Output the lines that follow exactly as they are.

# [Exercise data]
>> Start

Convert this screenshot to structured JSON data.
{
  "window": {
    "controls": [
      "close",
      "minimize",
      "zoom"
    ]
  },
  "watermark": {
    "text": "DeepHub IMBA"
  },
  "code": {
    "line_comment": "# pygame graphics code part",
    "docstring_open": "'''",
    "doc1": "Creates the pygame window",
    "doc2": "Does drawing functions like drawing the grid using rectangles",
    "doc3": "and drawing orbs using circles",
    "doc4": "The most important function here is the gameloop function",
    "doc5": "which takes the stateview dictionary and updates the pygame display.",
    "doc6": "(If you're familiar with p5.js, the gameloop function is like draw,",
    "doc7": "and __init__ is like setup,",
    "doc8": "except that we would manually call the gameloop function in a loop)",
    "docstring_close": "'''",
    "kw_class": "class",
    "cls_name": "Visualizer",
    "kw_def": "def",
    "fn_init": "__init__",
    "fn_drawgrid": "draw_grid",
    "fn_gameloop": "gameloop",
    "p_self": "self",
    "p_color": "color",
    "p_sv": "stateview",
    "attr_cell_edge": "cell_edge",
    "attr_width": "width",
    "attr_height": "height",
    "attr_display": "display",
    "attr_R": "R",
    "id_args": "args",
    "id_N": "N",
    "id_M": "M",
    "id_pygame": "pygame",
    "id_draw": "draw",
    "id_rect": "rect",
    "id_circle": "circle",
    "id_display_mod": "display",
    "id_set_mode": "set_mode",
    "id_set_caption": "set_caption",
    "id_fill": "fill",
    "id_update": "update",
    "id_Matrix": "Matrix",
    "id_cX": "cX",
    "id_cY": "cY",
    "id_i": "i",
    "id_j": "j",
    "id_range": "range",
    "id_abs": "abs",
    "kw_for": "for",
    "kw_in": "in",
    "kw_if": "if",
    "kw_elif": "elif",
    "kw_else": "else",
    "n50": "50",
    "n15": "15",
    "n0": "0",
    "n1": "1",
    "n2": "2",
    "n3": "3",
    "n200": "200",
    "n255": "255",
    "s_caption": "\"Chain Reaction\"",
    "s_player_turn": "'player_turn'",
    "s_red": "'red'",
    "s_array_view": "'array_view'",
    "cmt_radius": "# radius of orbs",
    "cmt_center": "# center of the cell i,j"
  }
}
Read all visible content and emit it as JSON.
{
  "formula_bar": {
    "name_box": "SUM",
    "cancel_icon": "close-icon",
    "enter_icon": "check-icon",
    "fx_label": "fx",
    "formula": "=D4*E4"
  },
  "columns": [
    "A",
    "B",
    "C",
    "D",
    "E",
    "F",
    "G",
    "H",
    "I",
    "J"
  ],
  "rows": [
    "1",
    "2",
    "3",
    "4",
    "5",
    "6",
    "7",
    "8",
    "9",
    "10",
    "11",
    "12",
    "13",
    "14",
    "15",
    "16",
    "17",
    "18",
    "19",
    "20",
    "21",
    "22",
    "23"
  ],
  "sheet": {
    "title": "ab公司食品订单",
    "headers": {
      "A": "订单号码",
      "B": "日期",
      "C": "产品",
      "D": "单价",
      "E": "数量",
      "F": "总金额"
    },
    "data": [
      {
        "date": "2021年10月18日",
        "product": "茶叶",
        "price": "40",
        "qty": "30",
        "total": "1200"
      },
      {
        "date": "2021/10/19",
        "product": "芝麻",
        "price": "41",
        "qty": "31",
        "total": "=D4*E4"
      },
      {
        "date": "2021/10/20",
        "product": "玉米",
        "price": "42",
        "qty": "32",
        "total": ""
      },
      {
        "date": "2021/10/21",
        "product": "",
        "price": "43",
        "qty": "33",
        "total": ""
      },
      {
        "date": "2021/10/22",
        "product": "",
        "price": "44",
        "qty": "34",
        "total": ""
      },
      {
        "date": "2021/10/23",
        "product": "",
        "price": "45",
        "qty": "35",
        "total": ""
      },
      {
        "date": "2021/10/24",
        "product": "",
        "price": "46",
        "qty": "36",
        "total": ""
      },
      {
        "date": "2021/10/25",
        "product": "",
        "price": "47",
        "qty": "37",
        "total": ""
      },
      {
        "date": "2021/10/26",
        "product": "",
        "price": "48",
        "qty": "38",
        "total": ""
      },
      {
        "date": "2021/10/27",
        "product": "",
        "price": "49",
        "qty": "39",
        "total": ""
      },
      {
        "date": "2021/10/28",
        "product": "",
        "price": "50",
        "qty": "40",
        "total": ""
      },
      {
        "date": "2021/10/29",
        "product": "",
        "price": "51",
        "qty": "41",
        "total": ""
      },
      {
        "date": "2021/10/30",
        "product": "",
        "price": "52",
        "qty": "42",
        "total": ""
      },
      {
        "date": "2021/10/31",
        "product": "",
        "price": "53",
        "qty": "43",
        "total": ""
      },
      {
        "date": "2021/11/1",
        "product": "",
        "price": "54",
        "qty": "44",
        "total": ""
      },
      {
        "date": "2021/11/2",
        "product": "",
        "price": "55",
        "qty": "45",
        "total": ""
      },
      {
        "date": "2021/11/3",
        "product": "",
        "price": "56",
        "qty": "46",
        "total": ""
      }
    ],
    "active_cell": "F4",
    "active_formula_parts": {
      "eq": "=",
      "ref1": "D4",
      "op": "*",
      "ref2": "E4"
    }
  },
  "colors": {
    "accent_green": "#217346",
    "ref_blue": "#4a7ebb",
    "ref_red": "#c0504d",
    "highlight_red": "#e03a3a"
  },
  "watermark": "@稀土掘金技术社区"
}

>> End

# [Result of this exercise]
Convert this screenshot to structured JSON data.
{
  "window": {
    "controls": [
      "close",
      "minimize",
      "zoom"
    ]
  },
  "watermark": {
    "text": "DeepHub IMBA"
  },
  "code": {
    "line_comment": "# pygame graphics code part",
    "docstring_open": "'''",
    "doc1": "Creates the pygame window",
    "doc2": "Does drawing functions like drawing the grid using rectangles",
    "doc3": "and drawing orbs using circles",
    "doc4": "The most important function here is the gameloop function",
    "doc5": "which takes the stateview dictionary and updates the pygame display.",
    "doc6": "(If you're familiar with p5.js, the gameloop function is like draw,",
    "doc7": "and __init__ is like setup,",
    "doc8": "except that we would manually call the gameloop function in a loop)",
    "docstring_close": "'''",
    "kw_class": "class",
    "cls_name": "Visualizer",
    "kw_def": "def",
    "fn_init": "__init__",
    "fn_drawgrid": "draw_grid",
    "fn_gameloop": "gameloop",
    "p_self": "self",
    "p_color": "color",
    "p_sv": "stateview",
    "attr_cell_edge": "cell_edge",
    "attr_width": "width",
    "attr_height": "height",
    "attr_display": "display",
    "attr_R": "R",
    "id_args": "args",
    "id_N": "N",
    "id_M": "M",
    "id_pygame": "pygame",
    "id_draw": "draw",
    "id_rect": "rect",
    "id_circle": "circle",
    "id_display_mod": "display",
    "id_set_mode": "set_mode",
    "id_set_caption": "set_caption",
    "id_fill": "fill",
    "id_update": "update",
    "id_Matrix": "Matrix",
    "id_cX": "cX",
    "id_cY": "cY",
    "id_i": "i",
    "id_j": "j",
    "id_range": "range",
    "id_abs": "abs",
    "kw_for": "for",
    "kw_in": "in",
    "kw_if": "if",
    "kw_elif": "elif",
    "kw_else": "else",
    "n50": "50",
    "n15": "15",
    "n0": "0",
    "n1": "1",
    "n2": "2",
    "n3": "3",
    "n200": "200",
    "n255": "255",
    "s_caption": "\"Chain Reaction\"",
    "s_player_turn": "'player_turn'",
    "s_red": "'red'",
    "s_array_view": "'array_view'",
    "cmt_radius": "# radius of orbs",
    "cmt_center": "# center of the cell i,j"
  }
}
Read all visible content and emit it as JSON.
{
  "formula_bar": {
    "name_box": "SUM",
    "cancel_icon": "close-icon",
    "enter_icon": "check-icon",
    "fx_label": "fx",
    "formula": "=D4*E4"
  },
  "columns": [
    "A",
    "B",
    "C",
    "D",
    "E",
    "F",
    "G",
    "H",
    "I",
    "J"
  ],
  "rows": [
    "1",
    "2",
    "3",
    "4",
    "5",
    "6",
    "7",
    "8",
    "9",
    "10",
    "11",
    "12",
    "13",
    "14",
    "15",
    "16",
    "17",
    "18",
    "19",
    "20",
    "21",
    "22",
    "23"
  ],
  "sheet": {
    "title": "ab公司食品订单",
    "headers": {
      "A": "订单号码",
      "B": "日期",
      "C": "产品",
      "D": "单价",
      "E": "数量",
      "F": "总金额"
    },
    "data": [
      {
        "date": "2021年10月18日",
        "product": "茶叶",
        "price": "40",
        "qty": "30",
        "total": "1200"
      },
      {
        "date": "2021/10/19",
        "product": "芝麻",
        "price": "41",
        "qty": "31",
        "total": "=D4*E4"
      },
      {
        "date": "2021/10/20",
        "product": "玉米",
        "price": "42",
        "qty": "32",
        "total": ""
      },
      {
        "date": "2021/10/21",
        "product": "",
        "price": "43",
        "qty": "33",
        "total": ""
      },
      {
        "date": "2021/10/22",
        "product": "",
        "price": "44",
        "qty": "34",
        "total": ""
      },
      {
        "date": "2021/10/23",
        "product": "",
        "price": "45",
        "qty": "35",
        "total": ""
      },
      {
        "date": "2021/10/24",
        "product": "",
        "price": "46",
        "qty": "36",
        "total": ""
      },
      {
        "date": "2021/10/25",
        "product": "",
        "price": "47",
        "qty": "37",
        "total": ""
      },
      {
        "date": "2021/10/26",
        "product": "",
        "price": "48",
        "qty": "38",
        "total": ""
      },
      {
        "date": "2021/10/27",
        "product": "",
        "price": "49",
        "qty": "39",
        "total": ""
      },
      {
        "date": "2021/10/28",
        "product": "",
        "price": "50",
        "qty": "40",
        "total": ""
      },
      {
        "date": "2021/10/29",
        "product": "",
        "price": "51",
        "qty": "41",
        "total": ""
      },
      {
        "date": "2021/10/30",
        "product": "",
        "price": "52",
        "qty": "42",
        "total": ""
      },
      {
        "date": "2021/10/31",
        "product": "",
        "price": "53",
        "qty": "43",
        "total": ""
      },
      {
        "date": "2021/11/1",
        "product": "",
        "price": "54",
        "qty": "44",
        "total": ""
      },
      {
        "date": "2021/11/2",
        "product": "",
        "price": "55",
        "qty": "45",
        "total": ""
      },
      {
        "date": "2021/11/3",
        "product": "",
        "price": "56",
        "qty": "46",
        "total": ""
      }
    ],
    "active_cell": "F4",
    "active_formula_parts": {
      "eq": "=",
      "ref1": "D4",
      "op": "*",
      "ref2": "E4"
    }
  },
  "colors": {
    "accent_green": "#217346",
    "ref_blue": "#4a7ebb",
    "ref_red": "#c0504d",
    "highlight_red": "#e03a3a"
  },
  "watermark": "@稀土掘金技术社区"
}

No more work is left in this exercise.